### Task
The records below are to be quoted in full; please keep every word exact.

[Stored items]
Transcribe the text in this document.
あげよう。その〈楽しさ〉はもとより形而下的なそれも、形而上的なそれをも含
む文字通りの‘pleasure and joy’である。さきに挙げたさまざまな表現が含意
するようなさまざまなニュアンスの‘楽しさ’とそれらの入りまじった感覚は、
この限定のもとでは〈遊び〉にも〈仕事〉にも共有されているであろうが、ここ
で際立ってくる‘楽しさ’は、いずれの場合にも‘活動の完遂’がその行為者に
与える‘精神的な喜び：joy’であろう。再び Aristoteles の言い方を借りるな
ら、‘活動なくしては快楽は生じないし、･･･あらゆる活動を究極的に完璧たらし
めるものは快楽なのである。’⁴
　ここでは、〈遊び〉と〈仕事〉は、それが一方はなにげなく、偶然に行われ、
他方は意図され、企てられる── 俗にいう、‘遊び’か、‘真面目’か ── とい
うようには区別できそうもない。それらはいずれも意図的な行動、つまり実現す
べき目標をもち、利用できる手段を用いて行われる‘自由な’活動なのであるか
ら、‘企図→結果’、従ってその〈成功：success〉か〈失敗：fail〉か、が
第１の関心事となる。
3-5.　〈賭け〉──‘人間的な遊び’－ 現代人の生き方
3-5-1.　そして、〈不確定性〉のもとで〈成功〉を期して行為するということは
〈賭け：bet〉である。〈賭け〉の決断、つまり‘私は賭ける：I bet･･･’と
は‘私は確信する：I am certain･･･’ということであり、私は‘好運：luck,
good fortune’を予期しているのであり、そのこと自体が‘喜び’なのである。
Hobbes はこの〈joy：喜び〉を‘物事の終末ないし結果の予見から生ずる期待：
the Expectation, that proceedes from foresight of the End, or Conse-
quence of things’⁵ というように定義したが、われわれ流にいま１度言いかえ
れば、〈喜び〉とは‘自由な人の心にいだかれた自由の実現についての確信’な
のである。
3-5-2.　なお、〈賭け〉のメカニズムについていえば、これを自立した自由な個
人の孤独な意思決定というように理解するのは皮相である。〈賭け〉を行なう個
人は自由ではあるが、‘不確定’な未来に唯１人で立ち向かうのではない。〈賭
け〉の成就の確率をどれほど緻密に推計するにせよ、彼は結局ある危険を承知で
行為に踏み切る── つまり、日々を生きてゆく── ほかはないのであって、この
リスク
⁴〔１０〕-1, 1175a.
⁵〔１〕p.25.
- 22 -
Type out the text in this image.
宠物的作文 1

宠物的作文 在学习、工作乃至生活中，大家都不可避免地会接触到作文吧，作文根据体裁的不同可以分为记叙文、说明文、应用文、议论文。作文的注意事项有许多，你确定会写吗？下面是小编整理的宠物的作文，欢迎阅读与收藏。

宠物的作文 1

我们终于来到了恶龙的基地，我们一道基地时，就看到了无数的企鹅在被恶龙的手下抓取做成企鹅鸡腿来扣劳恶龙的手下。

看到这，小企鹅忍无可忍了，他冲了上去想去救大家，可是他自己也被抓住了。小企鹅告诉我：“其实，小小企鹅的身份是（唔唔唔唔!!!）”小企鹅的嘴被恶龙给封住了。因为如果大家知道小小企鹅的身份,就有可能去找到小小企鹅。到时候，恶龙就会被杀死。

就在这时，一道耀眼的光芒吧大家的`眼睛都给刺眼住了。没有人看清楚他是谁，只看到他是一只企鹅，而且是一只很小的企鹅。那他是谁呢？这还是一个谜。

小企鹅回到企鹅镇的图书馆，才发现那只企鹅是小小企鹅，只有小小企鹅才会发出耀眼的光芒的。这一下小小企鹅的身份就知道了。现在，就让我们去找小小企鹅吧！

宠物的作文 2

### Correct answer
Transcribe the text in this document.
あげよう。その〈楽しさ〉はもとより形而下的なそれも、形而上的なそれをも含
む文字通りの‘pleasure and joy’である。さきに挙げたさまざまな表現が含意
するようなさまざまなニュアンスの‘楽しさ’とそれらの入りまじった感覚は、
この限定のもとでは〈遊び〉にも〈仕事〉にも共有されているであろうが、ここ
で際立ってくる‘楽しさ’は、いずれの場合にも‘活動の完遂’がその行為者に
与える‘精神的な喜び：joy’であろう。再び Aristoteles の言い方を借りるな
ら、‘活動なくしては快楽は生じないし、･･･あらゆる活動を究極的に完璧たらし
めるものは快楽なのである。’⁴
　ここでは、〈遊び〉と〈仕事〉は、それが一方はなにげなく、偶然に行われ、
他方は意図され、企てられる── 俗にいう、‘遊び’か、‘真面目’か ── とい
うようには区別できそうもない。それらはいずれも意図的な行動、つまり実現す
べき目標をもち、利用できる手段を用いて行われる‘自由な’活動なのであるか
ら、‘企図→結果’、従ってその〈成功：success〉か〈失敗：fail〉か、が
第１の関心事となる。
3-5.　〈賭け〉──‘人間的な遊び’－ 現代人の生き方
3-5-1.　そして、〈不確定性〉のもとで〈成功〉を期して行為するということは
〈賭け：bet〉である。〈賭け〉の決断、つまり‘私は賭ける：I bet･･･’と
は‘私は確信する：I am certain･･･’ということであり、私は‘好運：luck,
good fortune’を予期しているのであり、そのこと自体が‘喜び’なのである。
Hobbes はこの〈joy：喜び〉を‘物事の終末ないし結果の予見から生ずる期待：
the Expectation, that proceedes from foresight of the End, or Conse-
quence of things’⁵ というように定義したが、われわれ流にいま１度言いかえ
れば、〈喜び〉とは‘自由な人の心にいだかれた自由の実現についての確信’な
のである。
3-5-2.　なお、〈賭け〉のメカニズムについていえば、これを自立した自由な個
人の孤独な意思決定というように理解するのは皮相である。〈賭け〉を行なう個
人は自由ではあるが、‘不確定’な未来に唯１人で立ち向かうのではない。〈賭
け〉の成就の確率をどれほど緻密に推計するにせよ、彼は結局ある危険を承知で
行為に踏み切る── つまり、日々を生きてゆく── ほかはないのであって、この
リスク
⁴〔１０〕-1, 1175a.
⁵〔１〕p.25.
- 22 -
Type out the text in this image.
宠物的作文 1

宠物的作文 在学习、工作乃至生活中，大家都不可避免地会接触到作文吧，作文根据体裁的不同可以分为记叙文、说明文、应用文、议论文。作文的注意事项有许多，你确定会写吗？下面是小编整理的宠物的作文，欢迎阅读与收藏。

宠物的作文 1

我们终于来到了恶龙的基地，我们一道基地时，就看到了无数的企鹅在被恶龙的手下抓取做成企鹅鸡腿来扣劳恶龙的手下。

看到这，小企鹅忍无可忍了，他冲了上去想去救大家，可是他自己也被抓住了。小企鹅告诉我：“其实，小小企鹅的身份是（唔唔唔唔!!!）”小企鹅的嘴被恶龙给封住了。因为如果大家知道小小企鹅的身份,就有可能去找到小小企鹅。到时候，恶龙就会被杀死。

就在这时，一道耀眼的光芒吧大家的`眼睛都给刺眼住了。没有人看清楚他是谁，只看到他是一只企鹅，而且是一只很小的企鹅。那他是谁呢？这还是一个谜。

小企鹅回到企鹅镇的图书馆，才发现那只企鹅是小小企鹅，只有小小企鹅才会发出耀眼的光芒的。这一下小小企鹅的身份就知道了。现在，就让我们去找小小企鹅吧！

宠物的作文 2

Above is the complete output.